## Task material

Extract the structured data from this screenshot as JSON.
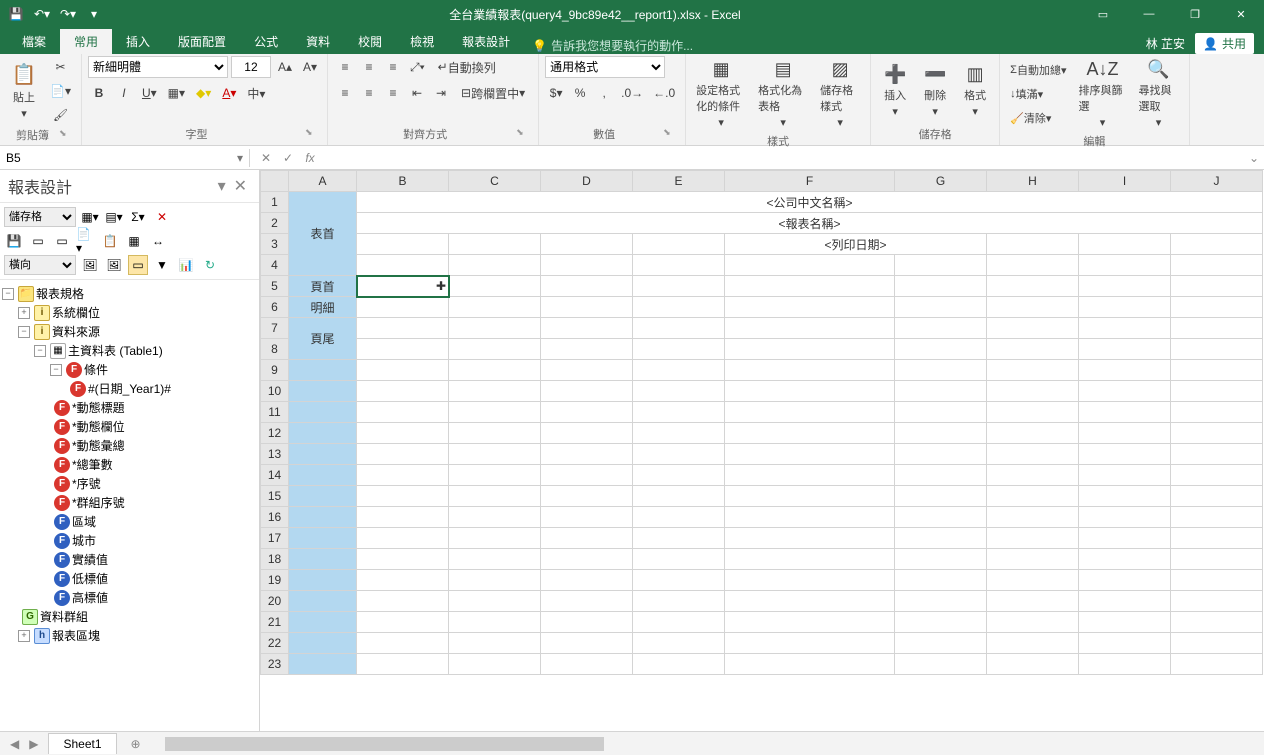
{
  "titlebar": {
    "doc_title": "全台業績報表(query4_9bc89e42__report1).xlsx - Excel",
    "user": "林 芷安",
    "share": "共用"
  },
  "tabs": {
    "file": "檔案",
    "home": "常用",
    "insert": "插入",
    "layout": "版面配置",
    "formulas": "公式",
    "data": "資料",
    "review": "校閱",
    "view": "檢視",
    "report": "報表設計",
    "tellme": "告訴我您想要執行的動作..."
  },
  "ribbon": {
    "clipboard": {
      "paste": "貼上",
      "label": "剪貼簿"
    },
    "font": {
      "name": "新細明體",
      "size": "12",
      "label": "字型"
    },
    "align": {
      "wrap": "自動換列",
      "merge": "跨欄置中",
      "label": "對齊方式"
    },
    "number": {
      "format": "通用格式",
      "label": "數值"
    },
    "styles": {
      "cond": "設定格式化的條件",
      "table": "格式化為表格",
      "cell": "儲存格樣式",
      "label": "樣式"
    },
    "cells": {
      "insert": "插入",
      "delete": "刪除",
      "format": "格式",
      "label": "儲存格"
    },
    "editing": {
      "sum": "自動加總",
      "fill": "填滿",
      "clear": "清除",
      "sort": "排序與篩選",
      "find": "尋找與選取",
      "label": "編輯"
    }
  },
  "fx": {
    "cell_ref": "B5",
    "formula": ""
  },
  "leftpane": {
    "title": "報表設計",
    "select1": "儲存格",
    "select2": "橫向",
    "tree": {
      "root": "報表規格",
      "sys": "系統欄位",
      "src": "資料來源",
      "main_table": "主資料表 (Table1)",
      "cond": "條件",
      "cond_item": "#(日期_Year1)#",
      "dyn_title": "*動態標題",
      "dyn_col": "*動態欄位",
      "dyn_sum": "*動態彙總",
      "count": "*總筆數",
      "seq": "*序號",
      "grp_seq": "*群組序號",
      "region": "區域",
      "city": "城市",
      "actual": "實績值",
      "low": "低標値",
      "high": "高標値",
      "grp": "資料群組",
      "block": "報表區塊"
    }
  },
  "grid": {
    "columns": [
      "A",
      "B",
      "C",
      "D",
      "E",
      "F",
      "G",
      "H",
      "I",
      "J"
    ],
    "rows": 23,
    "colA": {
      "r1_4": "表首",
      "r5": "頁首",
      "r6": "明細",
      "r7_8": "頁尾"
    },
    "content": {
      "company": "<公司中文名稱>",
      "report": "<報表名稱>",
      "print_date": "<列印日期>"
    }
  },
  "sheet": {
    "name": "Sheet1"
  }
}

## The request
Pictures are excluded; copy all other data exactly as shown.

## Result for this task
Extract the structured data from this screenshot as JSON.
{
  "titlebar": {
    "doc_title": "全台業績報表(query4_9bc89e42__report1).xlsx - Excel",
    "user": "林 芷安",
    "share": "共用"
  },
  "tabs": {
    "file": "檔案",
    "home": "常用",
    "insert": "插入",
    "layout": "版面配置",
    "formulas": "公式",
    "data": "資料",
    "review": "校閱",
    "view": "檢視",
    "report": "報表設計",
    "tellme": "告訴我您想要執行的動作..."
  },
  "ribbon": {
    "clipboard": {
      "paste": "貼上",
      "label": "剪貼簿"
    },
    "font": {
      "name": "新細明體",
      "size": "12",
      "label": "字型"
    },
    "align": {
      "wrap": "自動換列",
      "merge": "跨欄置中",
      "label": "對齊方式"
    },
    "number": {
      "format": "通用格式",
      "label": "數值"
    },
    "styles": {
      "cond": "設定格式化的條件",
      "table": "格式化為表格",
      "cell": "儲存格樣式",
      "label": "樣式"
    },
    "cells": {
      "insert": "插入",
      "delete": "刪除",
      "format": "格式",
      "label": "儲存格"
    },
    "editing": {
      "sum": "自動加總",
      "fill": "填滿",
      "clear": "清除",
      "sort": "排序與篩選",
      "find": "尋找與選取",
      "label": "編輯"
    }
  },
  "fx": {
    "cell_ref": "B5",
    "formula": ""
  },
  "leftpane": {
    "title": "報表設計",
    "select1": "儲存格",
    "select2": "橫向",
    "tree": {
      "root": "報表規格",
      "sys": "系統欄位",
      "src": "資料來源",
      "main_table": "主資料表 (Table1)",
      "cond": "條件",
      "cond_item": "#(日期_Year1)#",
      "dyn_title": "*動態標題",
      "dyn_col": "*動態欄位",
      "dyn_sum": "*動態彙總",
      "count": "*總筆數",
      "seq": "*序號",
      "grp_seq": "*群組序號",
      "region": "區域",
      "city": "城市",
      "actual": "實績值",
      "low": "低標値",
      "high": "高標値",
      "grp": "資料群組",
      "block": "報表區塊"
    }
  },
  "grid": {
    "columns": [
      "A",
      "B",
      "C",
      "D",
      "E",
      "F",
      "G",
      "H",
      "I",
      "J"
    ],
    "rows": 23,
    "colA": {
      "r1_4": "表首",
      "r5": "頁首",
      "r6": "明細",
      "r7_8": "頁尾"
    },
    "content": {
      "company": "<公司中文名稱>",
      "report": "<報表名稱>",
      "print_date": "<列印日期>"
    }
  },
  "sheet": {
    "name": "Sheet1"
  }
}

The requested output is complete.